- WHAT IS BEING ASKED -
Write each line out exactly, leaving none out.
::: ITEMS
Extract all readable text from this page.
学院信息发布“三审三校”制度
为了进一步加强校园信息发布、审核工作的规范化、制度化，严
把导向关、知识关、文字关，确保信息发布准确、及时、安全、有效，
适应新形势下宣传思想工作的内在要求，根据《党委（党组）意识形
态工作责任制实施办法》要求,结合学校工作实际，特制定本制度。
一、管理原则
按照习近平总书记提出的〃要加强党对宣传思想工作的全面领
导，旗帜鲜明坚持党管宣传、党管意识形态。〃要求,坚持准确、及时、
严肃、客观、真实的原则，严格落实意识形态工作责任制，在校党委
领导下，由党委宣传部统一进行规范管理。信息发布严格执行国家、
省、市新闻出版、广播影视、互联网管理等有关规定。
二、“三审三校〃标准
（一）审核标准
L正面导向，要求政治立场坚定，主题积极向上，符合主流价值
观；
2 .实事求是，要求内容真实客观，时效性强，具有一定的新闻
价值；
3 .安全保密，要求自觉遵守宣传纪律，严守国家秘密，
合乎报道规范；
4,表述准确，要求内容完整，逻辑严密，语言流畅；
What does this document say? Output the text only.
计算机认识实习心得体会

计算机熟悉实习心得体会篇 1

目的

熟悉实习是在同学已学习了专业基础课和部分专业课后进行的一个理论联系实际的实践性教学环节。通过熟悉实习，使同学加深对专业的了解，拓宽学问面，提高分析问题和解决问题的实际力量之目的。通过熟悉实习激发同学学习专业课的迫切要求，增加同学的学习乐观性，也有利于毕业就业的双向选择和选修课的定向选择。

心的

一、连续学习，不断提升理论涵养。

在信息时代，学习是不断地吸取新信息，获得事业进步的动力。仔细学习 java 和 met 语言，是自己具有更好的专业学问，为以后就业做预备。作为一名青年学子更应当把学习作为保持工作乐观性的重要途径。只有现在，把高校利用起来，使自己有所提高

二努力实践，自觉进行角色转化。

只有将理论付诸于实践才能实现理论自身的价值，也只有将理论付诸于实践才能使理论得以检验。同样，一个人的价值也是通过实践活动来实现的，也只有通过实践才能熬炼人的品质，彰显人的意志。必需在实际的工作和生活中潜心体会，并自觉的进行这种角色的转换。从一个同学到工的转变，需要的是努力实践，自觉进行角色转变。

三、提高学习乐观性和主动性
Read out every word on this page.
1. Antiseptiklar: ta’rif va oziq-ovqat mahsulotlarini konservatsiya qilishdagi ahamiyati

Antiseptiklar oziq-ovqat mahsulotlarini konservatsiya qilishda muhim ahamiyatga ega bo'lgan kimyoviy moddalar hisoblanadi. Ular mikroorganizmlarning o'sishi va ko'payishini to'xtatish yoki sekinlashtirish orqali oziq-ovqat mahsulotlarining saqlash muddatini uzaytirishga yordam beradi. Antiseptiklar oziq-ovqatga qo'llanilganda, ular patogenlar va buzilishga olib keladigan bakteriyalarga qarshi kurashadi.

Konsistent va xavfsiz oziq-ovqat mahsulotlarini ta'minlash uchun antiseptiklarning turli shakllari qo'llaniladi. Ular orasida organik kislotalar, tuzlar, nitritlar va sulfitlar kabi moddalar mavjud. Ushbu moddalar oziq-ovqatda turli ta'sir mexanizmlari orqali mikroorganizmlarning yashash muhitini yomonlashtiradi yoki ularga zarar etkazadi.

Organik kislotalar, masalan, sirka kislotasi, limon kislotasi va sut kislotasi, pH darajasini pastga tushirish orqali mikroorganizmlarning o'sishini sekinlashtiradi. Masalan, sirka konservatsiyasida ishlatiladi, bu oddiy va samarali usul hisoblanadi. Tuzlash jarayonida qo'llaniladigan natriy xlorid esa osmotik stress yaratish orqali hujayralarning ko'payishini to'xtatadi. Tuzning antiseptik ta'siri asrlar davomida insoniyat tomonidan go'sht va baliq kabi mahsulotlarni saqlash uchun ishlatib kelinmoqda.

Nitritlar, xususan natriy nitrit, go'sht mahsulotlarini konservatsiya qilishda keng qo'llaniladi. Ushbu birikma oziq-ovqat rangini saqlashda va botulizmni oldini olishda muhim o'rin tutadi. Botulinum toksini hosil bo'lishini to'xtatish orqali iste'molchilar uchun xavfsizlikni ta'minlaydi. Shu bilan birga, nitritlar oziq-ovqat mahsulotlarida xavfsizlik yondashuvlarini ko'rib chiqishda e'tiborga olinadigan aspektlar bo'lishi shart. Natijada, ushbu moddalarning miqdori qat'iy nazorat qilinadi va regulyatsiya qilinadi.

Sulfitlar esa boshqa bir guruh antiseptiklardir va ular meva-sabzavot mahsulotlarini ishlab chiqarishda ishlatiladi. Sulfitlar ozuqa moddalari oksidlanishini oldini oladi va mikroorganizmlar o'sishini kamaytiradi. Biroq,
::::::
- THE COMPLETED TASK -
Extract all readable text from this page.
学院信息发布“三审三校”制度
为了进一步加强校园信息发布、审核工作的规范化、制度化，严
把导向关、知识关、文字关，确保信息发布准确、及时、安全、有效，
适应新形势下宣传思想工作的内在要求，根据《党委（党组）意识形
态工作责任制实施办法》要求,结合学校工作实际，特制定本制度。
一、管理原则
按照习近平总书记提出的〃要加强党对宣传思想工作的全面领
导，旗帜鲜明坚持党管宣传、党管意识形态。〃要求,坚持准确、及时、
严肃、客观、真实的原则，严格落实意识形态工作责任制，在校党委
领导下，由党委宣传部统一进行规范管理。信息发布严格执行国家、
省、市新闻出版、广播影视、互联网管理等有关规定。
二、“三审三校〃标准
（一）审核标准
L正面导向，要求政治立场坚定，主题积极向上，符合主流价值
观；
2 .实事求是，要求内容真实客观，时效性强，具有一定的新闻
价值；
3 .安全保密，要求自觉遵守宣传纪律，严守国家秘密，
合乎报道规范；
4,表述准确，要求内容完整，逻辑严密，语言流畅；
What does this document say? Output the text only.
计算机认识实习心得体会

计算机熟悉实习心得体会篇 1

目的

熟悉实习是在同学已学习了专业基础课和部分专业课后进行的一个理论联系实际的实践性教学环节。通过熟悉实习，使同学加深对专业的了解，拓宽学问面，提高分析问题和解决问题的实际力量之目的。通过熟悉实习激发同学学习专业课的迫切要求，增加同学的学习乐观性，也有利于毕业就业的双向选择和选修课的定向选择。

心的

一、连续学习，不断提升理论涵养。

在信息时代，学习是不断地吸取新信息，获得事业进步的动力。仔细学习 java 和 met 语言，是自己具有更好的专业学问，为以后就业做预备。作为一名青年学子更应当把学习作为保持工作乐观性的重要途径。只有现在，把高校利用起来，使自己有所提高

二努力实践，自觉进行角色转化。

只有将理论付诸于实践才能实现理论自身的价值，也只有将理论付诸于实践才能使理论得以检验。同样，一个人的价值也是通过实践活动来实现的，也只有通过实践才能熬炼人的品质，彰显人的意志。必需在实际的工作和生活中潜心体会，并自觉的进行这种角色的转换。从一个同学到工的转变，需要的是努力实践，自觉进行角色转变。

三、提高学习乐观性和主动性
Read out every word on this page.
1. Antiseptiklar: ta’rif va oziq-ovqat mahsulotlarini konservatsiya qilishdagi ahamiyati

Antiseptiklar oziq-ovqat mahsulotlarini konservatsiya qilishda muhim ahamiyatga ega bo'lgan kimyoviy moddalar hisoblanadi. Ular mikroorganizmlarning o'sishi va ko'payishini to'xtatish yoki sekinlashtirish orqali oziq-ovqat mahsulotlarining saqlash muddatini uzaytirishga yordam beradi. Antiseptiklar oziq-ovqatga qo'llanilganda, ular patogenlar va buzilishga olib keladigan bakteriyalarga qarshi kurashadi.

Konsistent va xavfsiz oziq-ovqat mahsulotlarini ta'minlash uchun antiseptiklarning turli shakllari qo'llaniladi. Ular orasida organik kislotalar, tuzlar, nitritlar va sulfitlar kabi moddalar mavjud. Ushbu moddalar oziq-ovqatda turli ta'sir mexanizmlari orqali mikroorganizmlarning yashash muhitini yomonlashtiradi yoki ularga zarar etkazadi.

Organik kislotalar, masalan, sirka kislotasi, limon kislotasi va sut kislotasi, pH darajasini pastga tushirish orqali mikroorganizmlarning o'sishini sekinlashtiradi. Masalan, sirka konservatsiyasida ishlatiladi, bu oddiy va samarali usul hisoblanadi. Tuzlash jarayonida qo'llaniladigan natriy xlorid esa osmotik stress yaratish orqali hujayralarning ko'payishini to'xtatadi. Tuzning antiseptik ta'siri asrlar davomida insoniyat tomonidan go'sht va baliq kabi mahsulotlarni saqlash uchun ishlatib kelinmoqda.

Nitritlar, xususan natriy nitrit, go'sht mahsulotlarini konservatsiya qilishda keng qo'llaniladi. Ushbu birikma oziq-ovqat rangini saqlashda va botulizmni oldini olishda muhim o'rin tutadi. Botulinum toksini hosil bo'lishini to'xtatish orqali iste'molchilar uchun xavfsizlikni ta'minlaydi. Shu bilan birga, nitritlar oziq-ovqat mahsulotlarida xavfsizlik yondashuvlarini ko'rib chiqishda e'tiborga olinadigan aspektlar bo'lishi shart. Natijada, ushbu moddalarning miqdori qat'iy nazorat qilinadi va regulyatsiya qilinadi.

Sulfitlar esa boshqa bir guruh antiseptiklardir va ular meva-sabzavot mahsulotlarini ishlab chiqarishda ishlatiladi. Sulfitlar ozuqa moddalari oksidlanishini oldini oladi va mikroorganizmlar o'sishini kamaytiradi. Biroq,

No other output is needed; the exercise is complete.